— begin RECORD SET —
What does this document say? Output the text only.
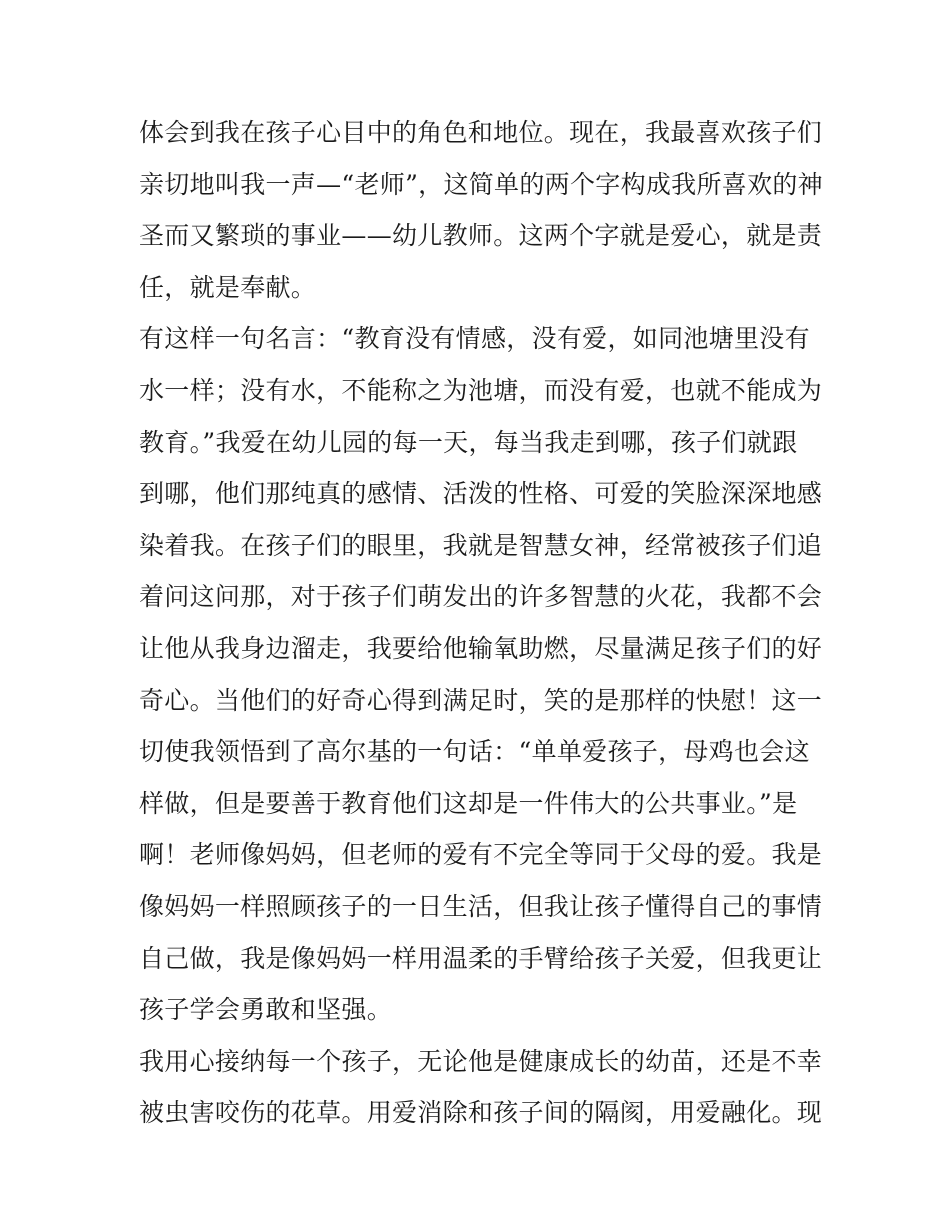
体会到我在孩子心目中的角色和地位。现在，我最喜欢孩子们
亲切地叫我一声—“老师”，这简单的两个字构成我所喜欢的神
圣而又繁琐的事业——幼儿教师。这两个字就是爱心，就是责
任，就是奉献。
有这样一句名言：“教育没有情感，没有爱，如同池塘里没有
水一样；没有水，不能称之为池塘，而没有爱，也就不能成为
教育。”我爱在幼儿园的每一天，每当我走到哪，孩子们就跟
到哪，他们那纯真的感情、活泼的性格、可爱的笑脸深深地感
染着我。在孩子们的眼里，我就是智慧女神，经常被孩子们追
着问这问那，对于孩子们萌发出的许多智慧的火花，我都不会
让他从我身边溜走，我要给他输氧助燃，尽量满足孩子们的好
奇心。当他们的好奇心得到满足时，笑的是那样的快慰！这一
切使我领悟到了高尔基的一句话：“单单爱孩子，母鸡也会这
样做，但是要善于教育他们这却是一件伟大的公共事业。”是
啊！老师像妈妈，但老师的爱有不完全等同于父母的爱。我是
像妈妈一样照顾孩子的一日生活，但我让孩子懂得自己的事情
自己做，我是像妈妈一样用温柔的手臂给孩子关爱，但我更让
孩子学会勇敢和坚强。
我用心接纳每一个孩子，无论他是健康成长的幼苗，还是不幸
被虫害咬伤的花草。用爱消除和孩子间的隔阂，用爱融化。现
— end RECORD SET —
_EXERCISE TASK:_
Without the pictures, retype the whole of the material above exactly.

_SOLUTION FOR THIS PROBLEM:_
What does this document say? Output the text only.
体会到我在孩子心目中的角色和地位。现在，我最喜欢孩子们
亲切地叫我一声—“老师”，这简单的两个字构成我所喜欢的神
圣而又繁琐的事业——幼儿教师。这两个字就是爱心，就是责
任，就是奉献。
有这样一句名言：“教育没有情感，没有爱，如同池塘里没有
水一样；没有水，不能称之为池塘，而没有爱，也就不能成为
教育。”我爱在幼儿园的每一天，每当我走到哪，孩子们就跟
到哪，他们那纯真的感情、活泼的性格、可爱的笑脸深深地感
染着我。在孩子们的眼里，我就是智慧女神，经常被孩子们追
着问这问那，对于孩子们萌发出的许多智慧的火花，我都不会
让他从我身边溜走，我要给他输氧助燃，尽量满足孩子们的好
奇心。当他们的好奇心得到满足时，笑的是那样的快慰！这一
切使我领悟到了高尔基的一句话：“单单爱孩子，母鸡也会这
样做，但是要善于教育他们这却是一件伟大的公共事业。”是
啊！老师像妈妈，但老师的爱有不完全等同于父母的爱。我是
像妈妈一样照顾孩子的一日生活，但我让孩子懂得自己的事情
自己做，我是像妈妈一样用温柔的手臂给孩子关爱，但我更让
孩子学会勇敢和坚强。
我用心接纳每一个孩子，无论他是健康成长的幼苗，还是不幸
被虫害咬伤的花草。用爱消除和孩子间的隔阂，用爱融化。现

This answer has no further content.